◆ TRECHO SELECIONADO
^^^^

“Bota ponta na seleção. É importante, Telê. Não faz assim comigo não. Tu tá cuspindo no prato que comeu, tu também foi ponta, Telê! Bota ponta, Telê.”

O Zé da Galera, personagem de Jô Soares nos anos 1980, cobrava o técnico da seleção brasileira, Telê Santana, para ter pontas no time. O assunto cresceu, as pessoas gritavam o bordão nas ruas, e o humorista chegou até a dar entrevistas sobre o assunto, palpitando na escalação do time.

O futebol mudou, e não para de mudar, aliás, que o digam Alemanha e Espanha, com uma dificuldade tremenda de ter variações num estilo vencedor. Por isso há de se elogiar a capacidade do time brasileiro de sair da mesmice contra o México.

Neymar, que lá contra a Suíça só recebia bolas de Marcelo com o lateral nas costas e já pressionado por outro rival pelo meio, e Willian, um burocrata ponta-direita descolando cruzamentos sem ângulo de tempo em tempo, quem diria: fizeram uma tabela na entrada da área com drible objetivo, toque de calcanhar, bola carregada em velocidade e caixa. Se encontraram, mais de três jogos e meio depois, para uma grande jogada na meia-lua.

Tira os pontas, Titê!

Claro que não é para tanto, mas fica a homenagem dum Zé da Galera às avessas. De toda forma, é bom ver Neymar à vontade e bastante solto, como um segundo atacante longe da linha lateral, trazendo para o meio, quebrando a cintura dos zagueiros num toque de calcanhar e indo fazer um gol de centroavante.

Tal como um Willian inquieto, saindo de um confronto previsível para vir carregar com a perna esquerda. Ponto para Tite, com Paulinho dando um passinho para trás numa linha de quatro que descongelou os ponteiros brasileiros, e também para os jogadores, claro, pelo segundo tempo mais criativo que garantiu a vitória.

Contra a Bélgica, novamente o Brasil não vai pegar um time que tenha como grande característica a pegada. Ali onde Neymar e Willian construíram o gol diante do México, Inui teve imensa liberdade para acertar o chute que dava a vitória parcial ao Japão – depois levou a virada no fim para a Bélgica. Acho que há boas chances do time europeu mudar o time para as quartas de final – não é possível que não estão pensando em fechar espaços no setor ofensivo brasileiro. Ainda assim, outra jornada de boa movimentação da turma da frente, que sofreu contra as retrancas, deve assegurar chances de gol para Neymar, Willian, Coutinho e companhia.

Até porque, lá atrás, Alisson veste as luvas, mas só assiste a Copa do Mundo. Thiago Silva e Miranda não permitiram uma mínima escapada mexicana para qualquer tipo de finalização mais perigosa – que Copa da dupla. Quando não desarmaram, travaram as finalizações. O Brasil, muito forte e a cada jogo mais leve, é bastante favorito para fazer os sete jogos na Rússia.

^^^^

◆ MATERIAL FORNECIDO
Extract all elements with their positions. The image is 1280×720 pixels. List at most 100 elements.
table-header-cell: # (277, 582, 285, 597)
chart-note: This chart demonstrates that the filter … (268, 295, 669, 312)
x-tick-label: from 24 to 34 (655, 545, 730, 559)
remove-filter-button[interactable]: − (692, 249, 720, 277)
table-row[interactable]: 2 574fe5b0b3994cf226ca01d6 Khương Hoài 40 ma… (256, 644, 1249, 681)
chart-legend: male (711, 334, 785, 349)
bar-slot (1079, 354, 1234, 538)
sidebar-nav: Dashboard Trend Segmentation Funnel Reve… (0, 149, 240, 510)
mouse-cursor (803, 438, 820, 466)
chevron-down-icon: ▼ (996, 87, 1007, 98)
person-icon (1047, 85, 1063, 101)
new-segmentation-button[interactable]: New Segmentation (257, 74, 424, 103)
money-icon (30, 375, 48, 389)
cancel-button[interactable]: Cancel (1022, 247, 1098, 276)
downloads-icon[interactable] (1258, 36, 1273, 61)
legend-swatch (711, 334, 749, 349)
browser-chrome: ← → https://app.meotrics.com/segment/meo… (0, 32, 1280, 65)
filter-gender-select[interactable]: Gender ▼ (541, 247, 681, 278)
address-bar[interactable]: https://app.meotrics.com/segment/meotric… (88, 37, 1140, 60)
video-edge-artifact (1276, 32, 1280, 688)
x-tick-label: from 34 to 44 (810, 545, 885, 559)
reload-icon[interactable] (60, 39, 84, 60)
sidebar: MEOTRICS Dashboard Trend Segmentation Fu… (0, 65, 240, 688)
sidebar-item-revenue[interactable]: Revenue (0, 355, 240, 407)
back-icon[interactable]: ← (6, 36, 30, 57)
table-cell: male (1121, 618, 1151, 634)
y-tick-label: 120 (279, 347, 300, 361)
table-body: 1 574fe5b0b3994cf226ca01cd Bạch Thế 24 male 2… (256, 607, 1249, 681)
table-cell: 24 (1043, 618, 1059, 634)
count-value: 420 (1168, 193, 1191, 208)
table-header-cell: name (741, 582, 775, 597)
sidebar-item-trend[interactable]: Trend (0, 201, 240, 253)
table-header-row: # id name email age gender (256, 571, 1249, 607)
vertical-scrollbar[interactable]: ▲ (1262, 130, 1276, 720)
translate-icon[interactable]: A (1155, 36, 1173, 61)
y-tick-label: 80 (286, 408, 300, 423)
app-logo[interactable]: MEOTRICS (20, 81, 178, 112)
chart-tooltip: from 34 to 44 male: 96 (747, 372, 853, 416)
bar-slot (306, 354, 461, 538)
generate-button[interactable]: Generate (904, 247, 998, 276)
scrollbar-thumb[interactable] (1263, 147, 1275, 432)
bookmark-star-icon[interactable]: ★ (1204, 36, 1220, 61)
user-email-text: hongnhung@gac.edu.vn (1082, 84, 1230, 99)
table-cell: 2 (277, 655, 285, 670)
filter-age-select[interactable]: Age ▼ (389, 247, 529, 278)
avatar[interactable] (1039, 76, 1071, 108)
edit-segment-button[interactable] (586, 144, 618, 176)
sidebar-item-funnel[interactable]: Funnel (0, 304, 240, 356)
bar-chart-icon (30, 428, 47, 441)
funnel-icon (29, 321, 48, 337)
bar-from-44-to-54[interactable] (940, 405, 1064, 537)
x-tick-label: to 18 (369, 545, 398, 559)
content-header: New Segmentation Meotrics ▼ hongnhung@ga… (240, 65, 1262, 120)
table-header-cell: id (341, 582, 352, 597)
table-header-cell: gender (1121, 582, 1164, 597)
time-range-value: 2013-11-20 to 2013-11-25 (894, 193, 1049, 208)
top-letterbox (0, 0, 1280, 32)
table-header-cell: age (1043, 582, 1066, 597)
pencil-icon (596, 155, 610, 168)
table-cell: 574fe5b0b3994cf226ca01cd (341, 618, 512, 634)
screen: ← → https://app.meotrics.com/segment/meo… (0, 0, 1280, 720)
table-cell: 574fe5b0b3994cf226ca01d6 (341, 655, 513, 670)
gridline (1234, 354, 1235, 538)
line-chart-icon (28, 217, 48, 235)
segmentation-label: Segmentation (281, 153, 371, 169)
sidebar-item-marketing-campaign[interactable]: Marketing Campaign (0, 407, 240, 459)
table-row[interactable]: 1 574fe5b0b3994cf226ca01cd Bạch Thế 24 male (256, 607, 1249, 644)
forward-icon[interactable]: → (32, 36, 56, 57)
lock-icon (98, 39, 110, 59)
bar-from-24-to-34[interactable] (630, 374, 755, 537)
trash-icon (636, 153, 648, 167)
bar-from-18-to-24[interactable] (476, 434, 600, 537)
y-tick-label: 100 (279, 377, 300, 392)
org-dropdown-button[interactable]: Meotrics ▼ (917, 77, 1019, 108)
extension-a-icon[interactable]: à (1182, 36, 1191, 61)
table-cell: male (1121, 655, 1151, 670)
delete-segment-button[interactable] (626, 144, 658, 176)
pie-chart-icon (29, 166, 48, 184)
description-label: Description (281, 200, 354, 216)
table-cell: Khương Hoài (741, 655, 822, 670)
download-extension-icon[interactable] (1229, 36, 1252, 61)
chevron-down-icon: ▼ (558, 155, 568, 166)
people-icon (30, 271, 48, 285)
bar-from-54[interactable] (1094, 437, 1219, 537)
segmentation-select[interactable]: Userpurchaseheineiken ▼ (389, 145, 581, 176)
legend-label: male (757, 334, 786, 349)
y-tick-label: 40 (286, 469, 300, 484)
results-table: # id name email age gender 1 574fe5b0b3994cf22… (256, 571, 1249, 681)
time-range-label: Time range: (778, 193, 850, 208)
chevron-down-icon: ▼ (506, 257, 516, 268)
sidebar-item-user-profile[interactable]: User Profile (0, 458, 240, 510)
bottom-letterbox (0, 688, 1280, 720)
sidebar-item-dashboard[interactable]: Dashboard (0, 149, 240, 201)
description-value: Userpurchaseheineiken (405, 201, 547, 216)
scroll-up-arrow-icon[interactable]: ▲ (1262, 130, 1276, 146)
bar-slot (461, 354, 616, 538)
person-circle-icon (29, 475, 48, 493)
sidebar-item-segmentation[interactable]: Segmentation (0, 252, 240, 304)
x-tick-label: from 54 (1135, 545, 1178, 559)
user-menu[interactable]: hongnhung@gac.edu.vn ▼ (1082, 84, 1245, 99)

^^^^

◆ INSTRUÇÕES DAS TAREFAS
(1) De acordo com o trecho, qual humorista criou o personagem Zé da Galera?
(2) Quais seleções nacionais de futebol, sem contar a brasileira, aparecem no trecho?
Responda com base apenas no trecho.

◆ RESULTADOS DO EXERCÍCIO
(1) Jô Soares.

(2) Alemanha, Espanha, México, Suíça, Bélgica e Japão.